Texte présenté:
....................

La nouvelle innocence implique la destruction d’un ordre de choses qui n’a fait qu’entraver de tout temps l’art de vivre, et menace aujourd’hui ce qui reste d’authenticité vécue. Je n’ai nul besoin de raisons pour défendre ma liberté. A chaque instant le pouvoir me place en état de légitime défense. Dans ce bref dialogue entre l’anarchiste Duval et le policier chargé de l’arrêter, la nouvelle innocence peut reconnaître sa jurisprudence spontanée:- Duval, je vous arrête au nom de la Loi.- Et moi je te supprime au nom de la Liberté.

....................

Informations fournies:

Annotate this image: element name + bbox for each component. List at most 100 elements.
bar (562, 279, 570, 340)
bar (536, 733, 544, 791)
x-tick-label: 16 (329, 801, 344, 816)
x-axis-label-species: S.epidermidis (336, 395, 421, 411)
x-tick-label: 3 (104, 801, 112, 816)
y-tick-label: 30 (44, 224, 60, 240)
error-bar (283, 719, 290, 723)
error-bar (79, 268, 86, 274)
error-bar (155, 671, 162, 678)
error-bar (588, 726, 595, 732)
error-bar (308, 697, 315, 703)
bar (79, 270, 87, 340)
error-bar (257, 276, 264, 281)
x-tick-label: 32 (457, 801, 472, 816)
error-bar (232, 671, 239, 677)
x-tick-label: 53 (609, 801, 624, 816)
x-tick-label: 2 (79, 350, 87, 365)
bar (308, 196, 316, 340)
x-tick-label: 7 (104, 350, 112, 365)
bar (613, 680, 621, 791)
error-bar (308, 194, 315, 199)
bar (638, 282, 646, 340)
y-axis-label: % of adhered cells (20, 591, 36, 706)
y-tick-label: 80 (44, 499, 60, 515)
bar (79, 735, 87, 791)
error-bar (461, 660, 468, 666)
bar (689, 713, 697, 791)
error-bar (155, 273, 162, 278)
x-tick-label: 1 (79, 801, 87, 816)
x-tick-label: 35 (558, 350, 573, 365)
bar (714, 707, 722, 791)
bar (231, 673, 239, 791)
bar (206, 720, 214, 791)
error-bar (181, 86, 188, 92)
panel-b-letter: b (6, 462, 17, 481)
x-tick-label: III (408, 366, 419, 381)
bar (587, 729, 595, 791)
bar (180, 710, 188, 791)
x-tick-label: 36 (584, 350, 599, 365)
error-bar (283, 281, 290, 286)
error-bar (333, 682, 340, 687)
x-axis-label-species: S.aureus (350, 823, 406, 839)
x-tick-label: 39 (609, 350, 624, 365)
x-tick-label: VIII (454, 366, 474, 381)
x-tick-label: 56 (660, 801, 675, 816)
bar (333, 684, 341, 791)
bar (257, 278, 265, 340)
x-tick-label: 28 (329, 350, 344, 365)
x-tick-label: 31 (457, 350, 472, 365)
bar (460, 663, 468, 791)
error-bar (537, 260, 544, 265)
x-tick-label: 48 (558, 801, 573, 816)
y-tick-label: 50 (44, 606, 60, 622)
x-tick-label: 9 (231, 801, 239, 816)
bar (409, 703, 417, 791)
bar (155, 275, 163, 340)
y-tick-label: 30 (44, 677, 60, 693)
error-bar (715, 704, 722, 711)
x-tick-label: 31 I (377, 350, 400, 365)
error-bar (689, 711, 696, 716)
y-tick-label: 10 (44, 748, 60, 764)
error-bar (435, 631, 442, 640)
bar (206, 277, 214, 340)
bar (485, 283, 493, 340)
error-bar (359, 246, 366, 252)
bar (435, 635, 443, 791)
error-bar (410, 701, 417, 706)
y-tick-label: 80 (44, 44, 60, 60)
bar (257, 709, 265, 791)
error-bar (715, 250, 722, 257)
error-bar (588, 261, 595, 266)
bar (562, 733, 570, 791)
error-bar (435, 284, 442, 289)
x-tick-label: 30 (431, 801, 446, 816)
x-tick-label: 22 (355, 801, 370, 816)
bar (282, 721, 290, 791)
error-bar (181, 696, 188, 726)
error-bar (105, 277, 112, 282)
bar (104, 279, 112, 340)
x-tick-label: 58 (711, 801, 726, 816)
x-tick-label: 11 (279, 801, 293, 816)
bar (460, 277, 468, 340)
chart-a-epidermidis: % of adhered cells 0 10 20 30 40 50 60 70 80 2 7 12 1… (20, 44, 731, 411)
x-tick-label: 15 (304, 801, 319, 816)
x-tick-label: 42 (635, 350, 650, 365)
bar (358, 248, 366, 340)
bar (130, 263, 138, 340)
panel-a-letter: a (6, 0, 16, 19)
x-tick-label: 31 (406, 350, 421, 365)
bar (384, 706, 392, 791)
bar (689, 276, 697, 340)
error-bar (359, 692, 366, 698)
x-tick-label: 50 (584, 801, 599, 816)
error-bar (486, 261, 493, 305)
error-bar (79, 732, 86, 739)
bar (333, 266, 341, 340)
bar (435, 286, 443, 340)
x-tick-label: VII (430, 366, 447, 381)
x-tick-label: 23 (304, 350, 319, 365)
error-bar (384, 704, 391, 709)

....................

Consignes à suivre:
(a) Réécrivez le passage du texte sur la nouvelle innocence qui va de «La nouvelle innocence implique» jusqu'à «de la Liberté.», en remplaçant «policier» par «gendarme».
(b) Poursuivez le texte sur la nouvelle innocence après sa dernière phrase.
Le matériel fourni est distinct du texte et sans lien avec lui.

Corrigé de l'exercice:
(a)
La nouvelle innocence implique la destruction d’un ordre de choses qui n’a fait qu’entraver de tout temps l’art de vivre, et menace aujourd’hui ce qui reste d’authenticité vécue. Je n’ai nul besoin de raisons pour défendre ma liberté. A chaque instant le pouvoir me place en état de légitime défense. Dans ce bref dialogue entre l’anarchiste Duval et le gendarme chargé de l’arrêter, la nouvelle innocence peut reconnaître sa jurisprudence spontanée:- Duval, je vous arrête au nom de la Loi.- Et moi je te supprime au nom de la Liberté.

(b)
Les objets ne saignent pas. Ceux qui pèsent du poids mort des choses mourront comme des choses. Comme ces porcelaines que les révolutionnaires brisaient, au sac Razoumovskoé — on leur en fit grief, ils répondirent, rapporte Victor Serge: «Nous briserons toutes les porcelaines du monde pour transformer la vie. Vous aimez trop les choses et pas assez les hommes… Vous aimez trop les hommes comme les choses, et pas assez l’homme.» Ce qu’il n’est pas nécessaire de détruire mérite d’être sauvé: c’est la forme la plus succinte de notre futur code pénal.